**Data extract:**
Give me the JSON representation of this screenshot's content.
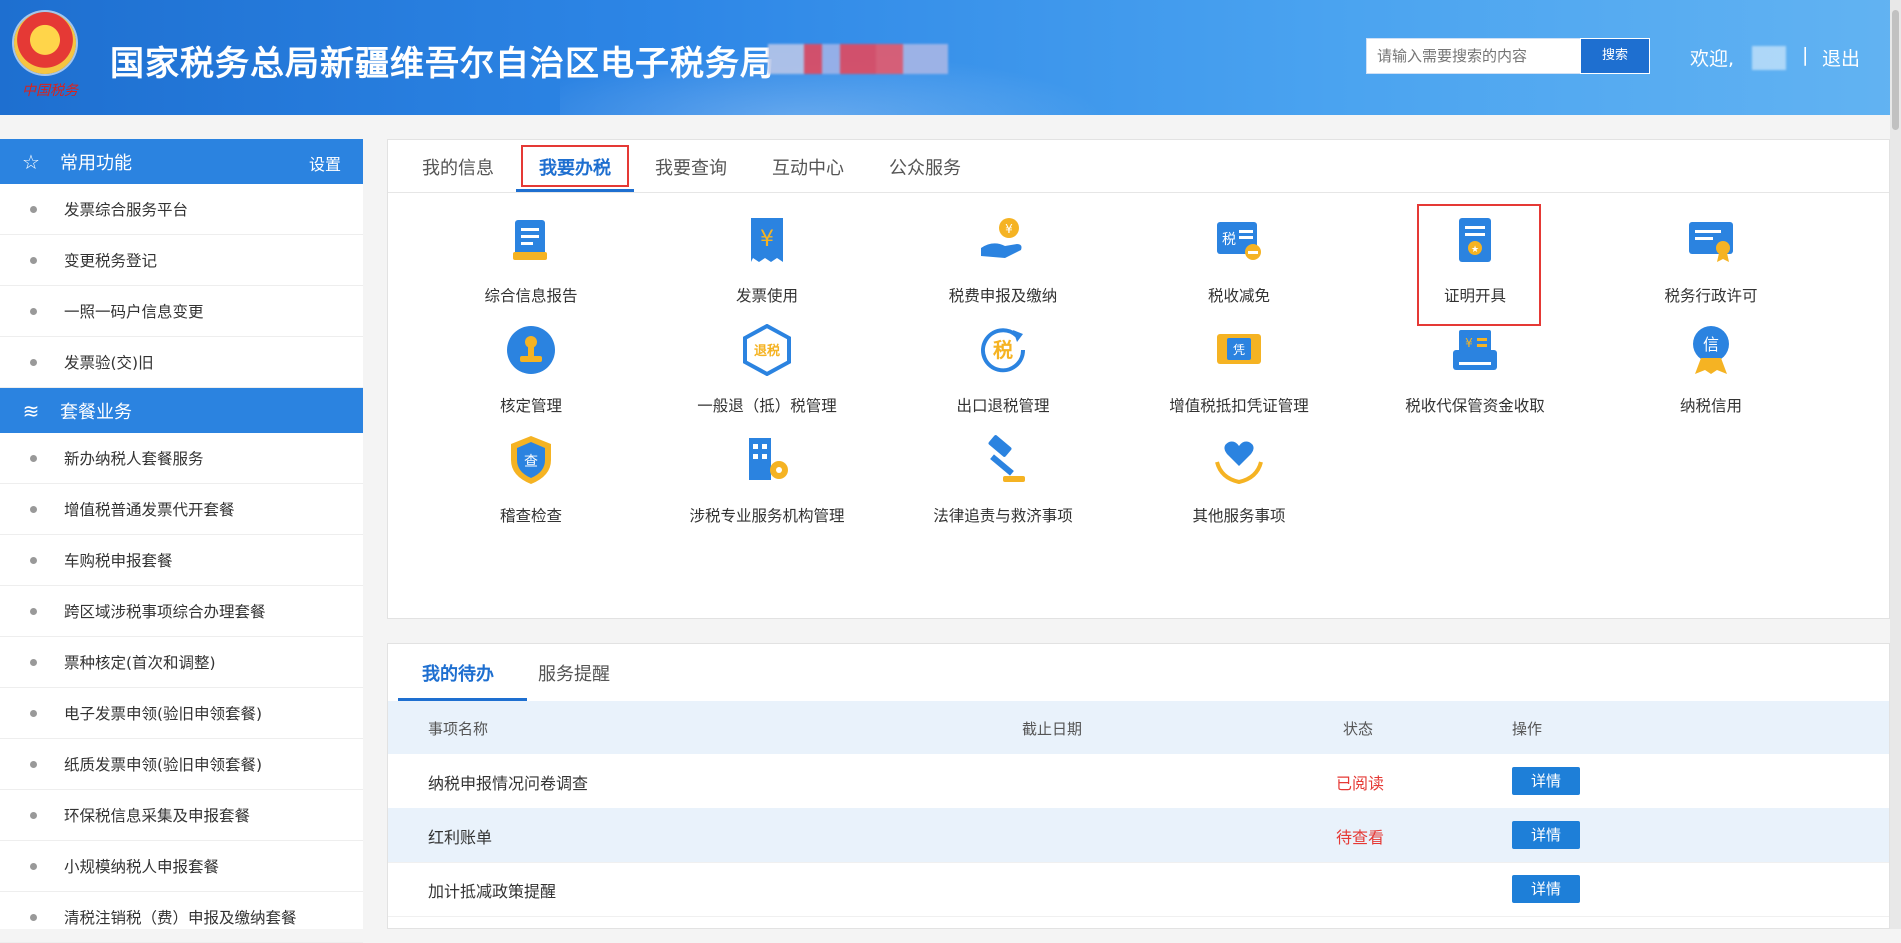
{
  "header": {
    "title": "国家税务总局新疆维吾尔自治区电子税务局",
    "emblem_text": "中国税务",
    "search_placeholder": "请输入需要搜索的内容",
    "search_button": "搜索",
    "welcome": "欢迎,",
    "separator": "|",
    "logout": "退出"
  },
  "sidebar": {
    "group1": {
      "title": "常用功能",
      "setting": "设置",
      "items": [
        "发票综合服务平台",
        "变更税务登记",
        "一照一码户信息变更",
        "发票验(交)旧"
      ]
    },
    "group2": {
      "title": "套餐业务",
      "items": [
        "新办纳税人套餐服务",
        "增值税普通发票代开套餐",
        "车购税申报套餐",
        "跨区域涉税事项综合办理套餐",
        "票种核定(首次和调整)",
        "电子发票申领(验旧申领套餐)",
        "纸质发票申领(验旧申领套餐)",
        "环保税信息采集及申报套餐",
        "小规模纳税人申报套餐",
        "清税注销税（费）申报及缴纳套餐"
      ]
    }
  },
  "main_tabs": [
    "我的信息",
    "我要办税",
    "我要查询",
    "互动中心",
    "公众服务"
  ],
  "services": [
    {
      "label": "综合信息报告",
      "icon": "report-icon"
    },
    {
      "label": "发票使用",
      "icon": "invoice-icon"
    },
    {
      "label": "税费申报及缴纳",
      "icon": "payment-icon"
    },
    {
      "label": "税收减免",
      "icon": "tax-reduction-icon"
    },
    {
      "label": "证明开具",
      "icon": "certificate-icon"
    },
    {
      "label": "税务行政许可",
      "icon": "license-icon"
    },
    {
      "label": "核定管理",
      "icon": "stamp-icon"
    },
    {
      "label": "一般退（抵）税管理",
      "icon": "refund-icon"
    },
    {
      "label": "出口退税管理",
      "icon": "export-refund-icon"
    },
    {
      "label": "增值税抵扣凭证管理",
      "icon": "voucher-icon"
    },
    {
      "label": "税收代保管资金收取",
      "icon": "fund-icon"
    },
    {
      "label": "纳税信用",
      "icon": "credit-icon"
    },
    {
      "label": "稽查检查",
      "icon": "inspection-icon"
    },
    {
      "label": "涉税专业服务机构管理",
      "icon": "agency-icon"
    },
    {
      "label": "法律追责与救济事项",
      "icon": "gavel-icon"
    },
    {
      "label": "其他服务事项",
      "icon": "heart-hand-icon"
    }
  ],
  "bottom_tabs": [
    "我的待办",
    "服务提醒"
  ],
  "todo_table": {
    "columns": [
      "事项名称",
      "截止日期",
      "状态",
      "操作"
    ],
    "rows": [
      {
        "name": "纳税申报情况问卷调查",
        "deadline": "",
        "status": "已阅读",
        "action": "详情"
      },
      {
        "name": "红利账单",
        "deadline": "",
        "status": "待查看",
        "action": "详情"
      },
      {
        "name": "加计抵减政策提醒",
        "deadline": "",
        "status": "",
        "action": "详情"
      }
    ]
  },
  "icons": {
    "home_star": "star-icon",
    "package": "layers-icon"
  },
  "colors": {
    "brand": "#1e6fd0",
    "highlight": "#e53935"
  }
}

**Short exercise:**
How many lines in these entries hold the string "name"? Answer with the number alone.

**The solution:**
3